# [Exercise prompt]
Every record below should be printed exactly as given.
start Provided material
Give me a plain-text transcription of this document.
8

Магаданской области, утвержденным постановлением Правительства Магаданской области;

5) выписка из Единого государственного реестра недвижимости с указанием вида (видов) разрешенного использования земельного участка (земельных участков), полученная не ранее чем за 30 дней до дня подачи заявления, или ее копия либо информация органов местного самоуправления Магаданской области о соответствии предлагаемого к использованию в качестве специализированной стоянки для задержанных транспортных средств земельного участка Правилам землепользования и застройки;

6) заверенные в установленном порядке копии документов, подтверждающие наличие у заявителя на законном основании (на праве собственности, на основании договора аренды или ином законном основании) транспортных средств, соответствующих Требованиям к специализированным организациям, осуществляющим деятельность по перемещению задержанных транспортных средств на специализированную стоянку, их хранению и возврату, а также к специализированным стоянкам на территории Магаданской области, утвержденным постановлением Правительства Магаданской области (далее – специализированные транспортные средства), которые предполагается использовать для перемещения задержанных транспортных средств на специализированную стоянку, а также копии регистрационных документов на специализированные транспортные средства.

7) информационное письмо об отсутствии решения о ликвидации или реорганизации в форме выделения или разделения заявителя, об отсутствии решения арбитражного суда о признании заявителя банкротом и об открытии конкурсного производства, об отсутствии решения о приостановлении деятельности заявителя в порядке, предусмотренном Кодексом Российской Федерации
end Provided material
# [Solution for this exercise]
Give me a plain-text transcription of this document.
8

Магаданской области, утвержденным постановлением Правительства Магаданской области;

5) выписка из Единого государственного реестра недвижимости с указанием вида (видов) разрешенного использования земельного участка (земельных участков), полученная не ранее чем за 30 дней до дня подачи заявления, или ее копия либо информация органов местного самоуправления Магаданской области о соответствии предлагаемого к использованию в качестве специализированной стоянки для задержанных транспортных средств земельного участка Правилам землепользования и застройки;

6) заверенные в установленном порядке копии документов, подтверждающие наличие у заявителя на законном основании (на праве собственности, на основании договора аренды или ином законном основании) транспортных средств, соответствующих Требованиям к специализированным организациям, осуществляющим деятельность по перемещению задержанных транспортных средств на специализированную стоянку, их хранению и возврату, а также к специализированным стоянкам на территории Магаданской области, утвержденным постановлением Правительства Магаданской области (далее – специализированные транспортные средства), которые предполагается использовать для перемещения задержанных транспортных средств на специализированную стоянку, а также копии регистрационных документов на специализированные транспортные средства.

7) информационное письмо об отсутствии решения о ликвидации или реорганизации в форме выделения или разделения заявителя, об отсутствии решения арбитражного суда о признании заявителя банкротом и об открытии конкурсного производства, об отсутствии решения о приостановлении деятельности заявителя в порядке, предусмотренном Кодексом Российской Федерации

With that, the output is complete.